#### [Data provided]
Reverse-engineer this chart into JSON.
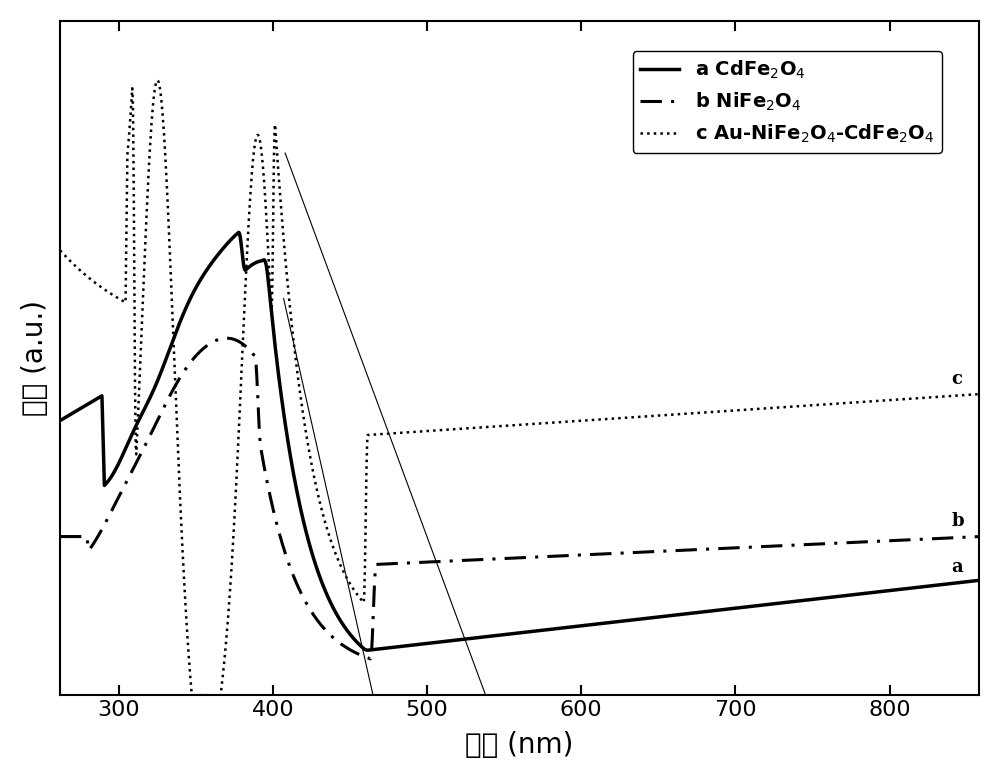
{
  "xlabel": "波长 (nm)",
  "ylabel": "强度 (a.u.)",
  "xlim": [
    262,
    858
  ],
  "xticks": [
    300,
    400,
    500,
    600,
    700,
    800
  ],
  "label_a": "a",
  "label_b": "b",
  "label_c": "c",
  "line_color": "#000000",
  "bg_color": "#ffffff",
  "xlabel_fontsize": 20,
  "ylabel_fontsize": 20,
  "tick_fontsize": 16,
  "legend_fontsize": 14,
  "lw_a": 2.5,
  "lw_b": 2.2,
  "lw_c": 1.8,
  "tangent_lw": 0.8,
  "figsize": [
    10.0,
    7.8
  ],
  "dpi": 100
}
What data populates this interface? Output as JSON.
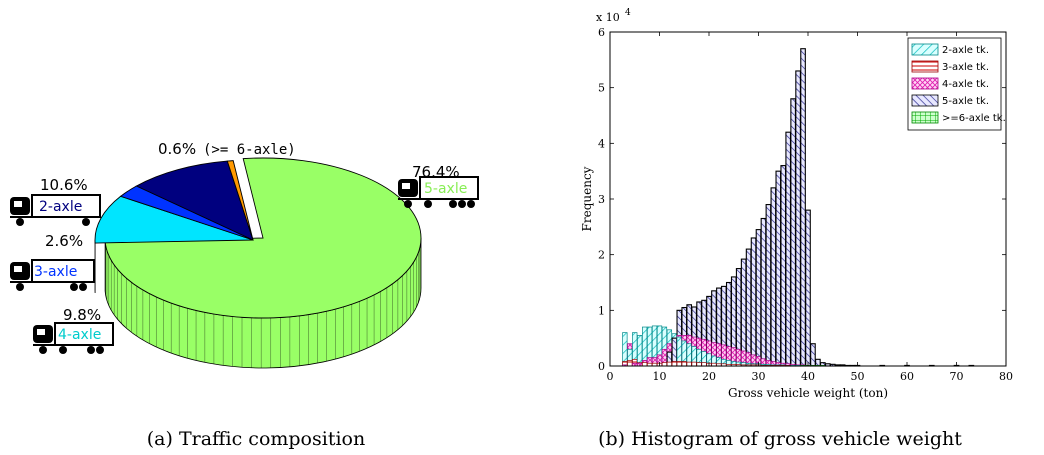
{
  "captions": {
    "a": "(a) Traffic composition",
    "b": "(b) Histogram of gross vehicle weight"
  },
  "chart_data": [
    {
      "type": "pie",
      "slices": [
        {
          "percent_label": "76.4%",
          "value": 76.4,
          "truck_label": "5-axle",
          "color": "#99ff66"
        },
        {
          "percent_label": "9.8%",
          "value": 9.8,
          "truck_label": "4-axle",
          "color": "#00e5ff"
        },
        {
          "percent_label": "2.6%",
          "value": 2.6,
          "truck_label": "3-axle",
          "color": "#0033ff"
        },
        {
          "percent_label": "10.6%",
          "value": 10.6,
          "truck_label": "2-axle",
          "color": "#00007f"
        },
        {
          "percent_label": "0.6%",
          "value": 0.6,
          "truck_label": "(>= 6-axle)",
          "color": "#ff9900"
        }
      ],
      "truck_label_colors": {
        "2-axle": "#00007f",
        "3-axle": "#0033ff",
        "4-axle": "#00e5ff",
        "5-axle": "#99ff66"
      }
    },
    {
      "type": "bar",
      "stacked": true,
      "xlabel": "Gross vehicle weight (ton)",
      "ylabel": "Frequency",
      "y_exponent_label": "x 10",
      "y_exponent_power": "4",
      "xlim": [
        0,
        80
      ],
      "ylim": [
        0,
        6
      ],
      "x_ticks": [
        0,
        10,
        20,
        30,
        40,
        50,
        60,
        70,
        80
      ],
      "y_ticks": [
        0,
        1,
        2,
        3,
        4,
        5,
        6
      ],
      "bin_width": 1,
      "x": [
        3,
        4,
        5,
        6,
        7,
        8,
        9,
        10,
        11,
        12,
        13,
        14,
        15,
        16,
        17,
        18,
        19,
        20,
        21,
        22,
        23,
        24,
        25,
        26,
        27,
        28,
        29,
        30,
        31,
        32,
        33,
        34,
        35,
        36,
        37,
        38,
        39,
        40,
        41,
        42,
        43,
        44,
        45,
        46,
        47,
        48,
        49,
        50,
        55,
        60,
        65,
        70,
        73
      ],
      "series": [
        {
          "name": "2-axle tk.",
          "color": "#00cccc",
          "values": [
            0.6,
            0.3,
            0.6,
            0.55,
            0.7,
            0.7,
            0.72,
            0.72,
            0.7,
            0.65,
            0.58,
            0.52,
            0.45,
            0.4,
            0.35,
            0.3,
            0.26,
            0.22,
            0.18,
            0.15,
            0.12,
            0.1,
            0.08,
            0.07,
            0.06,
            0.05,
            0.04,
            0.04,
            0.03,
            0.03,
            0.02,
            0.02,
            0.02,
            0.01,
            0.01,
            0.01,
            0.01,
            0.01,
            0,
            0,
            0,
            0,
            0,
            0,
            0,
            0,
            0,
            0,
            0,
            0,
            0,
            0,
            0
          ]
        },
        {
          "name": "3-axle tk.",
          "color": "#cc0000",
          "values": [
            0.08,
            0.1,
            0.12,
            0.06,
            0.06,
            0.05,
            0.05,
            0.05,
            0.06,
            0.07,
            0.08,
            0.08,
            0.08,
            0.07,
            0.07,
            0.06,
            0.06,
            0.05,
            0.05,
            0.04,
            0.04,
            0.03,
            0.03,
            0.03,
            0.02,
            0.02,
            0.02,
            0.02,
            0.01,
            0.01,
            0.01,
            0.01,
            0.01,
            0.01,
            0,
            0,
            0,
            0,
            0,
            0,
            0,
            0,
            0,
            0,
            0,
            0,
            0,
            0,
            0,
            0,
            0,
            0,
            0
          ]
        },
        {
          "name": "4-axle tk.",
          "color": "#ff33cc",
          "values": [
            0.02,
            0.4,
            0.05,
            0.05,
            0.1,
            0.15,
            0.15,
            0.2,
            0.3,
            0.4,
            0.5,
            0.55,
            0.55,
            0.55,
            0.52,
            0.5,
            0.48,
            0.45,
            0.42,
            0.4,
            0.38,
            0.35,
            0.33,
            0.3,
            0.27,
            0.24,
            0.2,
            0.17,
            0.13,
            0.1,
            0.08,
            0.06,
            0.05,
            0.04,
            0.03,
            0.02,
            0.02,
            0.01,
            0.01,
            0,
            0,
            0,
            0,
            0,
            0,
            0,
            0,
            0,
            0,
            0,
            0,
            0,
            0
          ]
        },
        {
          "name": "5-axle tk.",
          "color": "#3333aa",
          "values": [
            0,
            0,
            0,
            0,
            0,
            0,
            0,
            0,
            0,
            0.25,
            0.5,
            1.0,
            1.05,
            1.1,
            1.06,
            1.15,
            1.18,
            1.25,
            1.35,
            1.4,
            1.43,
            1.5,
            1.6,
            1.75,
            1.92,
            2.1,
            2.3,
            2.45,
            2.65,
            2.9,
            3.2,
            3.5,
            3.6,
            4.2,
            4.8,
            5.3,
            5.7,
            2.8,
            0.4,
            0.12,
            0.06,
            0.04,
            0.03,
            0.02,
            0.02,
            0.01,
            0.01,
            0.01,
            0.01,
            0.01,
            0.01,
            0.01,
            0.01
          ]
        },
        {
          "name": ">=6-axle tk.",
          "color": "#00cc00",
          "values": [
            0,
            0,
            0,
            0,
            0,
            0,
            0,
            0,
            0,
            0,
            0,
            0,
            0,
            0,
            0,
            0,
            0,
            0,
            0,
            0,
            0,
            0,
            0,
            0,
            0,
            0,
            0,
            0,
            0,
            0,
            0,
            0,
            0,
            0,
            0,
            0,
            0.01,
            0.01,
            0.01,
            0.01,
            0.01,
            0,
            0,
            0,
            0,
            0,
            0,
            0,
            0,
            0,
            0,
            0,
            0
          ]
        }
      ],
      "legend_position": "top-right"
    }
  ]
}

#### [Set problem]
Every line above should be returned word for word, with the pictures left behind.

#### [Answer for this exercise]
Reverse-engineer this chart into JSON.
{
  "xlabel": "波长 (nm)",
  "ylabel": "强度 (a.u.)",
  "xlim": [
    262,
    858
  ],
  "xticks": [
    300,
    400,
    500,
    600,
    700,
    800
  ],
  "label_a": "a",
  "label_b": "b",
  "label_c": "c",
  "line_color": "#000000",
  "bg_color": "#ffffff",
  "xlabel_fontsize": 20,
  "ylabel_fontsize": 20,
  "tick_fontsize": 16,
  "legend_fontsize": 14,
  "lw_a": 2.5,
  "lw_b": 2.2,
  "lw_c": 1.8,
  "tangent_lw": 0.8,
  "figsize": [
    10.0,
    7.8
  ],
  "dpi": 100
}
What data populates this interface? Output as JSON.
{
  "captions": {
    "a": "(a) Traffic composition",
    "b": "(b) Histogram of gross vehicle weight"
  },
  "chart_data": [
    {
      "type": "pie",
      "slices": [
        {
          "percent_label": "76.4%",
          "value": 76.4,
          "truck_label": "5-axle",
          "color": "#99ff66"
        },
        {
          "percent_label": "9.8%",
          "value": 9.8,
          "truck_label": "4-axle",
          "color": "#00e5ff"
        },
        {
          "percent_label": "2.6%",
          "value": 2.6,
          "truck_label": "3-axle",
          "color": "#0033ff"
        },
        {
          "percent_label": "10.6%",
          "value": 10.6,
          "truck_label": "2-axle",
          "color": "#00007f"
        },
        {
          "percent_label": "0.6%",
          "value": 0.6,
          "truck_label": "(>= 6-axle)",
          "color": "#ff9900"
        }
      ],
      "truck_label_colors": {
        "2-axle": "#00007f",
        "3-axle": "#0033ff",
        "4-axle": "#00e5ff",
        "5-axle": "#99ff66"
      }
    },
    {
      "type": "bar",
      "stacked": true,
      "xlabel": "Gross vehicle weight (ton)",
      "ylabel": "Frequency",
      "y_exponent_label": "x 10",
      "y_exponent_power": "4",
      "xlim": [
        0,
        80
      ],
      "ylim": [
        0,
        6
      ],
      "x_ticks": [
        0,
        10,
        20,
        30,
        40,
        50,
        60,
        70,
        80
      ],
      "y_ticks": [
        0,
        1,
        2,
        3,
        4,
        5,
        6
      ],
      "bin_width": 1,
      "x": [
        3,
        4,
        5,
        6,
        7,
        8,
        9,
        10,
        11,
        12,
        13,
        14,
        15,
        16,
        17,
        18,
        19,
        20,
        21,
        22,
        23,
        24,
        25,
        26,
        27,
        28,
        29,
        30,
        31,
        32,
        33,
        34,
        35,
        36,
        37,
        38,
        39,
        40,
        41,
        42,
        43,
        44,
        45,
        46,
        47,
        48,
        49,
        50,
        55,
        60,
        65,
        70,
        73
      ],
      "series": [
        {
          "name": "2-axle tk.",
          "color": "#00cccc",
          "values": [
            0.6,
            0.3,
            0.6,
            0.55,
            0.7,
            0.7,
            0.72,
            0.72,
            0.7,
            0.65,
            0.58,
            0.52,
            0.45,
            0.4,
            0.35,
            0.3,
            0.26,
            0.22,
            0.18,
            0.15,
            0.12,
            0.1,
            0.08,
            0.07,
            0.06,
            0.05,
            0.04,
            0.04,
            0.03,
            0.03,
            0.02,
            0.02,
            0.02,
            0.01,
            0.01,
            0.01,
            0.01,
            0.01,
            0,
            0,
            0,
            0,
            0,
            0,
            0,
            0,
            0,
            0,
            0,
            0,
            0,
            0,
            0
          ]
        },
        {
          "name": "3-axle tk.",
          "color": "#cc0000",
          "values": [
            0.08,
            0.1,
            0.12,
            0.06,
            0.06,
            0.05,
            0.05,
            0.05,
            0.06,
            0.07,
            0.08,
            0.08,
            0.08,
            0.07,
            0.07,
            0.06,
            0.06,
            0.05,
            0.05,
            0.04,
            0.04,
            0.03,
            0.03,
            0.03,
            0.02,
            0.02,
            0.02,
            0.02,
            0.01,
            0.01,
            0.01,
            0.01,
            0.01,
            0.01,
            0,
            0,
            0,
            0,
            0,
            0,
            0,
            0,
            0,
            0,
            0,
            0,
            0,
            0,
            0,
            0,
            0,
            0,
            0
          ]
        },
        {
          "name": "4-axle tk.",
          "color": "#ff33cc",
          "values": [
            0.02,
            0.4,
            0.05,
            0.05,
            0.1,
            0.15,
            0.15,
            0.2,
            0.3,
            0.4,
            0.5,
            0.55,
            0.55,
            0.55,
            0.52,
            0.5,
            0.48,
            0.45,
            0.42,
            0.4,
            0.38,
            0.35,
            0.33,
            0.3,
            0.27,
            0.24,
            0.2,
            0.17,
            0.13,
            0.1,
            0.08,
            0.06,
            0.05,
            0.04,
            0.03,
            0.02,
            0.02,
            0.01,
            0.01,
            0,
            0,
            0,
            0,
            0,
            0,
            0,
            0,
            0,
            0,
            0,
            0,
            0,
            0
          ]
        },
        {
          "name": "5-axle tk.",
          "color": "#3333aa",
          "values": [
            0,
            0,
            0,
            0,
            0,
            0,
            0,
            0,
            0,
            0.25,
            0.5,
            1.0,
            1.05,
            1.1,
            1.06,
            1.15,
            1.18,
            1.25,
            1.35,
            1.4,
            1.43,
            1.5,
            1.6,
            1.75,
            1.92,
            2.1,
            2.3,
            2.45,
            2.65,
            2.9,
            3.2,
            3.5,
            3.6,
            4.2,
            4.8,
            5.3,
            5.7,
            2.8,
            0.4,
            0.12,
            0.06,
            0.04,
            0.03,
            0.02,
            0.02,
            0.01,
            0.01,
            0.01,
            0.01,
            0.01,
            0.01,
            0.01,
            0.01
          ]
        },
        {
          "name": ">=6-axle tk.",
          "color": "#00cc00",
          "values": [
            0,
            0,
            0,
            0,
            0,
            0,
            0,
            0,
            0,
            0,
            0,
            0,
            0,
            0,
            0,
            0,
            0,
            0,
            0,
            0,
            0,
            0,
            0,
            0,
            0,
            0,
            0,
            0,
            0,
            0,
            0,
            0,
            0,
            0,
            0,
            0,
            0.01,
            0.01,
            0.01,
            0.01,
            0.01,
            0,
            0,
            0,
            0,
            0,
            0,
            0,
            0,
            0,
            0,
            0,
            0
          ]
        }
      ],
      "legend_position": "top-right"
    }
  ]
}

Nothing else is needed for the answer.